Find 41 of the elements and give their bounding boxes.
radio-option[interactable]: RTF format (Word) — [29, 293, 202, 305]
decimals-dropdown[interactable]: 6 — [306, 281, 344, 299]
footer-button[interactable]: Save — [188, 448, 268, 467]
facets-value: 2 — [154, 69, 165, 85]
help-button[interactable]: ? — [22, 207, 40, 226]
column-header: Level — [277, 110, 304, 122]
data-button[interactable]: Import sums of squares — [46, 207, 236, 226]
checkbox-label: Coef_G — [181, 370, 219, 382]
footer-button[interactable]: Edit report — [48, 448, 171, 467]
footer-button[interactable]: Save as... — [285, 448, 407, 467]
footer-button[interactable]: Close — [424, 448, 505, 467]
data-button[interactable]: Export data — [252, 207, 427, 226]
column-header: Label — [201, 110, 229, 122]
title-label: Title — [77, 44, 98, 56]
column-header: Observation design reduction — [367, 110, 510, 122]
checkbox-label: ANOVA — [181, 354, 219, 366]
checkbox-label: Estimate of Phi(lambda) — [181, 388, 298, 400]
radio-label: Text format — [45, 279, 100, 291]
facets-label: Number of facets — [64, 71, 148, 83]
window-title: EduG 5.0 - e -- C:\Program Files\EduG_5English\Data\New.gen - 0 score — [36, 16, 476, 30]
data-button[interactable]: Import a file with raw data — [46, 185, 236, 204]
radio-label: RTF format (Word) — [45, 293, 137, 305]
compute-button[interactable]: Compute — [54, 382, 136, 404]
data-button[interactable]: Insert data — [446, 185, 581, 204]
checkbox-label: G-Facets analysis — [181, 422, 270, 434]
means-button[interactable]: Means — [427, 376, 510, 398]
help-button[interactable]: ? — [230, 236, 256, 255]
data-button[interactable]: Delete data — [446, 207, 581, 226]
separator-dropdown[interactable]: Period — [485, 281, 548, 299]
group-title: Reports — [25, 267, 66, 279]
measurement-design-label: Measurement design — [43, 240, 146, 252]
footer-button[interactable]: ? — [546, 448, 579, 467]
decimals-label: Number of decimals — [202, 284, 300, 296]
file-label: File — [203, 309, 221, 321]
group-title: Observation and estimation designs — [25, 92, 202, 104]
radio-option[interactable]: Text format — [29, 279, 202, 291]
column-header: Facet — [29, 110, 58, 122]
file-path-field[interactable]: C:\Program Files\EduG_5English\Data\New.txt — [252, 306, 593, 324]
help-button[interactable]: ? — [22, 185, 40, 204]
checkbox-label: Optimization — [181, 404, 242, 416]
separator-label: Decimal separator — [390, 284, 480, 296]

*Stated problem*:
Please reproduce every item above line for line, with no changes.

*Response*:
Find 41 of the elements and give their bounding boxes.
radio-option[interactable]: RTF format (Word) — [29, 293, 202, 305]
decimals-dropdown[interactable]: 6 — [306, 281, 344, 299]
footer-button[interactable]: Save — [188, 448, 268, 467]
facets-value: 2 — [154, 69, 165, 85]
help-button[interactable]: ? — [22, 207, 40, 226]
column-header: Level — [277, 110, 304, 122]
data-button[interactable]: Import sums of squares — [46, 207, 236, 226]
checkbox-label: Coef_G — [181, 370, 219, 382]
footer-button[interactable]: Edit report — [48, 448, 171, 467]
footer-button[interactable]: Save as... — [285, 448, 407, 467]
footer-button[interactable]: Close — [424, 448, 505, 467]
data-button[interactable]: Export data — [252, 207, 427, 226]
column-header: Label — [201, 110, 229, 122]
title-label: Title — [77, 44, 98, 56]
column-header: Observation design reduction — [367, 110, 510, 122]
checkbox-label: ANOVA — [181, 354, 219, 366]
checkbox-label: Estimate of Phi(lambda) — [181, 388, 298, 400]
radio-label: Text format — [45, 279, 100, 291]
facets-label: Number of facets — [64, 71, 148, 83]
window-title: EduG 5.0 - e -- C:\Program Files\EduG_5English\Data\New.gen - 0 score — [36, 16, 476, 30]
data-button[interactable]: Import a file with raw data — [46, 185, 236, 204]
radio-label: RTF format (Word) — [45, 293, 137, 305]
compute-button[interactable]: Compute — [54, 382, 136, 404]
data-button[interactable]: Insert data — [446, 185, 581, 204]
checkbox-label: G-Facets analysis — [181, 422, 270, 434]
means-button[interactable]: Means — [427, 376, 510, 398]
help-button[interactable]: ? — [230, 236, 256, 255]
data-button[interactable]: Delete data — [446, 207, 581, 226]
separator-dropdown[interactable]: Period — [485, 281, 548, 299]
group-title: Reports — [25, 267, 66, 279]
measurement-design-label: Measurement design — [43, 240, 146, 252]
footer-button[interactable]: ? — [546, 448, 579, 467]
decimals-label: Number of decimals — [202, 284, 300, 296]
file-label: File — [203, 309, 221, 321]
group-title: Observation and estimation designs — [25, 92, 202, 104]
radio-option[interactable]: Text format — [29, 279, 202, 291]
column-header: Facet — [29, 110, 58, 122]
file-path-field[interactable]: C:\Program Files\EduG_5English\Data\New.txt — [252, 306, 593, 324]
help-button[interactable]: ? — [22, 185, 40, 204]
checkbox-label: Optimization — [181, 404, 242, 416]
separator-label: Decimal separator — [390, 284, 480, 296]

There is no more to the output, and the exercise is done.